◆ Data for this exercise
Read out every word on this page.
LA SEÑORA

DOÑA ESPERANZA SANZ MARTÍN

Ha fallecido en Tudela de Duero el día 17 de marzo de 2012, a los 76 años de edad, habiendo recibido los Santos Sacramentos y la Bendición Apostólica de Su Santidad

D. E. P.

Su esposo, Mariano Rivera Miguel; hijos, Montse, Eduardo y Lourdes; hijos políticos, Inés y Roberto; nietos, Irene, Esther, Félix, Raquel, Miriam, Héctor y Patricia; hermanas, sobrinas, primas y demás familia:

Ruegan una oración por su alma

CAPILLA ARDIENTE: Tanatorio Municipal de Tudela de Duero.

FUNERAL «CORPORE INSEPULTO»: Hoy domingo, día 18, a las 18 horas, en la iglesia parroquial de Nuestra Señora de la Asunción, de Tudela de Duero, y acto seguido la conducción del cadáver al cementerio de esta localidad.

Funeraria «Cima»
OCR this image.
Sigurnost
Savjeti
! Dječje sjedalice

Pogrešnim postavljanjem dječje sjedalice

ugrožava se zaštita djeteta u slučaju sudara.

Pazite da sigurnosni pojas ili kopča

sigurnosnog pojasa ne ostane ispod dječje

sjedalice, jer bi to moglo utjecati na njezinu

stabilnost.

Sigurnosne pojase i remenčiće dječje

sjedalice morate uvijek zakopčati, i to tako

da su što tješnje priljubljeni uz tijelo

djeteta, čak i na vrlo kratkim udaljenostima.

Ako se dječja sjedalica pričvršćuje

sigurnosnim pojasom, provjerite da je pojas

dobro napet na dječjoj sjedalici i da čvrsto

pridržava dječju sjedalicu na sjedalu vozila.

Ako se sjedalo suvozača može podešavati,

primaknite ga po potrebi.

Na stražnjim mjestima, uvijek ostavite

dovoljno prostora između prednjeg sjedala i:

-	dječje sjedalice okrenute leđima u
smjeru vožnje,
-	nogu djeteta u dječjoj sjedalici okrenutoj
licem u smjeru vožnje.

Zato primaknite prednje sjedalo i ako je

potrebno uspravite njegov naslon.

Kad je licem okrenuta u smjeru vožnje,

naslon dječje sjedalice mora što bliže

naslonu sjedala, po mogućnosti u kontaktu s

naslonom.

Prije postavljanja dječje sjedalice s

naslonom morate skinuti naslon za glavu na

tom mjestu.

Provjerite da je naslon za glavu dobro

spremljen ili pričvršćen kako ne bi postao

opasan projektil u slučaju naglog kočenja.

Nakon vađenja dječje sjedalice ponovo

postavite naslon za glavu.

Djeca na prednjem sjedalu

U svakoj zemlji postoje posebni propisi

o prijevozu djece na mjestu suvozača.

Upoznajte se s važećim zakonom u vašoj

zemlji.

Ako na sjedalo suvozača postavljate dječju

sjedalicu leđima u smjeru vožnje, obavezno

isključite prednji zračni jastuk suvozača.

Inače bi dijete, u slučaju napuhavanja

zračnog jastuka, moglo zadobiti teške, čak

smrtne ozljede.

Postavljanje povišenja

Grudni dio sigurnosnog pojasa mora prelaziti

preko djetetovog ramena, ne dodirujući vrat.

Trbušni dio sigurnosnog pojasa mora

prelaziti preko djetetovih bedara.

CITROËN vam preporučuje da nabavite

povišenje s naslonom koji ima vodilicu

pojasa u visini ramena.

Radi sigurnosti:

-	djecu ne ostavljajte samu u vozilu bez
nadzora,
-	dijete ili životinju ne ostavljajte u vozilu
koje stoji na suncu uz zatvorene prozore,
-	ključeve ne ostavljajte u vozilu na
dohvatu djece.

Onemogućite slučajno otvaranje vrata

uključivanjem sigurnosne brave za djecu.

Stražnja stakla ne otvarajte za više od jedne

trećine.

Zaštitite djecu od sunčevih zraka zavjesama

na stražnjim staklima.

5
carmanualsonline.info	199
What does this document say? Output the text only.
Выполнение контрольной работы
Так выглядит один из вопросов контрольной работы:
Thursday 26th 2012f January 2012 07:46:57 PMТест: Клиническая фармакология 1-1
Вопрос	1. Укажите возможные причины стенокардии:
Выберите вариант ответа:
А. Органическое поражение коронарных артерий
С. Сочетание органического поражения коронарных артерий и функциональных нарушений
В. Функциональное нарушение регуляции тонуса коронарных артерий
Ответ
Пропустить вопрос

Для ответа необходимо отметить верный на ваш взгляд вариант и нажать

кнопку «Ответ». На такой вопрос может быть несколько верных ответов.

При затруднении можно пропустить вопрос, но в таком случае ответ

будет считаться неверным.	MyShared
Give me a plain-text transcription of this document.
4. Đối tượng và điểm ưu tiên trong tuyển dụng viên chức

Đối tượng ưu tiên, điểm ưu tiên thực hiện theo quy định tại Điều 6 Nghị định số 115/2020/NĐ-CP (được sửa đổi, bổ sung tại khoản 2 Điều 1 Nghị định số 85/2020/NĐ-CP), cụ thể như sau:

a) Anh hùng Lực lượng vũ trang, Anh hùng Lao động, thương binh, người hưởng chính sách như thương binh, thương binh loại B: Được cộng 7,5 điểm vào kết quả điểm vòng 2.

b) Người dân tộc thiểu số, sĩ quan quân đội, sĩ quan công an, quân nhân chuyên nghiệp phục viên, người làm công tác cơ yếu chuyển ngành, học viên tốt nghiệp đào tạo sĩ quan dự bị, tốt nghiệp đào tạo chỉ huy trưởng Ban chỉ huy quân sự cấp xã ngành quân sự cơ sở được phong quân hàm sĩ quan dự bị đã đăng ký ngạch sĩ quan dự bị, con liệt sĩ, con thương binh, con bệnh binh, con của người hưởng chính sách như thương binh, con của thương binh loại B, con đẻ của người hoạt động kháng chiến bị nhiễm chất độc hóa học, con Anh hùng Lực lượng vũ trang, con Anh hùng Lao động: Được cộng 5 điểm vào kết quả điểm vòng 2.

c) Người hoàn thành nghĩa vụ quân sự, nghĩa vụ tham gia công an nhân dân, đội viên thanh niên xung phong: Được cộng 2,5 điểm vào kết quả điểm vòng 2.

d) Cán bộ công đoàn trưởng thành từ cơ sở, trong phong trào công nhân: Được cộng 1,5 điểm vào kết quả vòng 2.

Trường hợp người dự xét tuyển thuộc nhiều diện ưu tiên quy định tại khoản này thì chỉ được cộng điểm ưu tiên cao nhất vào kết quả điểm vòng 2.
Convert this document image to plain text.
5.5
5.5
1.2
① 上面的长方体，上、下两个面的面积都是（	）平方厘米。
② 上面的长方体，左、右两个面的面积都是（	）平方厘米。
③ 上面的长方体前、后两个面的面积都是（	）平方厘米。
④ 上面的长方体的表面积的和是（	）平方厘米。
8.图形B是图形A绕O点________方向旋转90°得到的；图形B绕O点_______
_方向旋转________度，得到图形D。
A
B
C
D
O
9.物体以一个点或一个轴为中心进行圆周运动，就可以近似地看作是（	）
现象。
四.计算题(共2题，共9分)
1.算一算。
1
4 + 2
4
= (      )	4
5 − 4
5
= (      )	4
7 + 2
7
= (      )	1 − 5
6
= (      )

◆ Directive
Please reproduce all of the entries exactly as they stand.

◆ Exercise output
Read out every word on this page.
LA SEÑORA

DOÑA ESPERANZA SANZ MARTÍN

Ha fallecido en Tudela de Duero el día 17 de marzo de 2012, a los 76 años de edad, habiendo recibido los Santos Sacramentos y la Bendición Apostólica de Su Santidad

D. E. P.

Su esposo, Mariano Rivera Miguel; hijos, Montse, Eduardo y Lourdes; hijos políticos, Inés y Roberto; nietos, Irene, Esther, Félix, Raquel, Miriam, Héctor y Patricia; hermanas, sobrinas, primas y demás familia:

Ruegan una oración por su alma

CAPILLA ARDIENTE: Tanatorio Municipal de Tudela de Duero.

FUNERAL «CORPORE INSEPULTO»: Hoy domingo, día 18, a las 18 horas, en la iglesia parroquial de Nuestra Señora de la Asunción, de Tudela de Duero, y acto seguido la conducción del cadáver al cementerio de esta localidad.

Funeraria «Cima»
OCR this image.
Sigurnost
Savjeti
! Dječje sjedalice

Pogrešnim postavljanjem dječje sjedalice

ugrožava se zaštita djeteta u slučaju sudara.

Pazite da sigurnosni pojas ili kopča

sigurnosnog pojasa ne ostane ispod dječje

sjedalice, jer bi to moglo utjecati na njezinu

stabilnost.

Sigurnosne pojase i remenčiće dječje

sjedalice morate uvijek zakopčati, i to tako

da su što tješnje priljubljeni uz tijelo

djeteta, čak i na vrlo kratkim udaljenostima.

Ako se dječja sjedalica pričvršćuje

sigurnosnim pojasom, provjerite da je pojas

dobro napet na dječjoj sjedalici i da čvrsto

pridržava dječju sjedalicu na sjedalu vozila.

Ako se sjedalo suvozača može podešavati,

primaknite ga po potrebi.

Na stražnjim mjestima, uvijek ostavite

dovoljno prostora između prednjeg sjedala i:

-	dječje sjedalice okrenute leđima u
smjeru vožnje,
-	nogu djeteta u dječjoj sjedalici okrenutoj
licem u smjeru vožnje.

Zato primaknite prednje sjedalo i ako je

potrebno uspravite njegov naslon.

Kad je licem okrenuta u smjeru vožnje,

naslon dječje sjedalice mora što bliže

naslonu sjedala, po mogućnosti u kontaktu s

naslonom.

Prije postavljanja dječje sjedalice s

naslonom morate skinuti naslon za glavu na

tom mjestu.

Provjerite da je naslon za glavu dobro

spremljen ili pričvršćen kako ne bi postao

opasan projektil u slučaju naglog kočenja.

Nakon vađenja dječje sjedalice ponovo

postavite naslon za glavu.

Djeca na prednjem sjedalu

U svakoj zemlji postoje posebni propisi

o prijevozu djece na mjestu suvozača.

Upoznajte se s važećim zakonom u vašoj

zemlji.

Ako na sjedalo suvozača postavljate dječju

sjedalicu leđima u smjeru vožnje, obavezno

isključite prednji zračni jastuk suvozača.

Inače bi dijete, u slučaju napuhavanja

zračnog jastuka, moglo zadobiti teške, čak

smrtne ozljede.

Postavljanje povišenja

Grudni dio sigurnosnog pojasa mora prelaziti

preko djetetovog ramena, ne dodirujući vrat.

Trbušni dio sigurnosnog pojasa mora

prelaziti preko djetetovih bedara.

CITROËN vam preporučuje da nabavite

povišenje s naslonom koji ima vodilicu

pojasa u visini ramena.

Radi sigurnosti:

-	djecu ne ostavljajte samu u vozilu bez
nadzora,
-	dijete ili životinju ne ostavljajte u vozilu
koje stoji na suncu uz zatvorene prozore,
-	ključeve ne ostavljajte u vozilu na
dohvatu djece.

Onemogućite slučajno otvaranje vrata

uključivanjem sigurnosne brave za djecu.

Stražnja stakla ne otvarajte za više od jedne

trećine.

Zaštitite djecu od sunčevih zraka zavjesama

na stražnjim staklima.

5
carmanualsonline.info	199
What does this document say? Output the text only.
Выполнение контрольной работы
Так выглядит один из вопросов контрольной работы:
Thursday 26th 2012f January 2012 07:46:57 PMТест: Клиническая фармакология 1-1
Вопрос	1. Укажите возможные причины стенокардии:
Выберите вариант ответа:
А. Органическое поражение коронарных артерий
С. Сочетание органического поражения коронарных артерий и функциональных нарушений
В. Функциональное нарушение регуляции тонуса коронарных артерий
Ответ
Пропустить вопрос

Для ответа необходимо отметить верный на ваш взгляд вариант и нажать

кнопку «Ответ». На такой вопрос может быть несколько верных ответов.

При затруднении можно пропустить вопрос, но в таком случае ответ

будет считаться неверным.	MyShared
Give me a plain-text transcription of this document.
4. Đối tượng và điểm ưu tiên trong tuyển dụng viên chức

Đối tượng ưu tiên, điểm ưu tiên thực hiện theo quy định tại Điều 6 Nghị định số 115/2020/NĐ-CP (được sửa đổi, bổ sung tại khoản 2 Điều 1 Nghị định số 85/2020/NĐ-CP), cụ thể như sau:

a) Anh hùng Lực lượng vũ trang, Anh hùng Lao động, thương binh, người hưởng chính sách như thương binh, thương binh loại B: Được cộng 7,5 điểm vào kết quả điểm vòng 2.

b) Người dân tộc thiểu số, sĩ quan quân đội, sĩ quan công an, quân nhân chuyên nghiệp phục viên, người làm công tác cơ yếu chuyển ngành, học viên tốt nghiệp đào tạo sĩ quan dự bị, tốt nghiệp đào tạo chỉ huy trưởng Ban chỉ huy quân sự cấp xã ngành quân sự cơ sở được phong quân hàm sĩ quan dự bị đã đăng ký ngạch sĩ quan dự bị, con liệt sĩ, con thương binh, con bệnh binh, con của người hưởng chính sách như thương binh, con của thương binh loại B, con đẻ của người hoạt động kháng chiến bị nhiễm chất độc hóa học, con Anh hùng Lực lượng vũ trang, con Anh hùng Lao động: Được cộng 5 điểm vào kết quả điểm vòng 2.

c) Người hoàn thành nghĩa vụ quân sự, nghĩa vụ tham gia công an nhân dân, đội viên thanh niên xung phong: Được cộng 2,5 điểm vào kết quả điểm vòng 2.

d) Cán bộ công đoàn trưởng thành từ cơ sở, trong phong trào công nhân: Được cộng 1,5 điểm vào kết quả vòng 2.

Trường hợp người dự xét tuyển thuộc nhiều diện ưu tiên quy định tại khoản này thì chỉ được cộng điểm ưu tiên cao nhất vào kết quả điểm vòng 2.
Convert this document image to plain text.
5.5
5.5
1.2
① 上面的长方体，上、下两个面的面积都是（	）平方厘米。
② 上面的长方体，左、右两个面的面积都是（	）平方厘米。
③ 上面的长方体前、后两个面的面积都是（	）平方厘米。
④ 上面的长方体的表面积的和是（	）平方厘米。
8.图形B是图形A绕O点________方向旋转90°得到的；图形B绕O点_______
_方向旋转________度，得到图形D。
A
B
C
D
O
9.物体以一个点或一个轴为中心进行圆周运动，就可以近似地看作是（	）
现象。
四.计算题(共2题，共9分)
1.算一算。
1
4 + 2
4
= (      )	4
5 − 4
5
= (      )	4
7 + 2
7
= (      )	1 − 5
6
= (      )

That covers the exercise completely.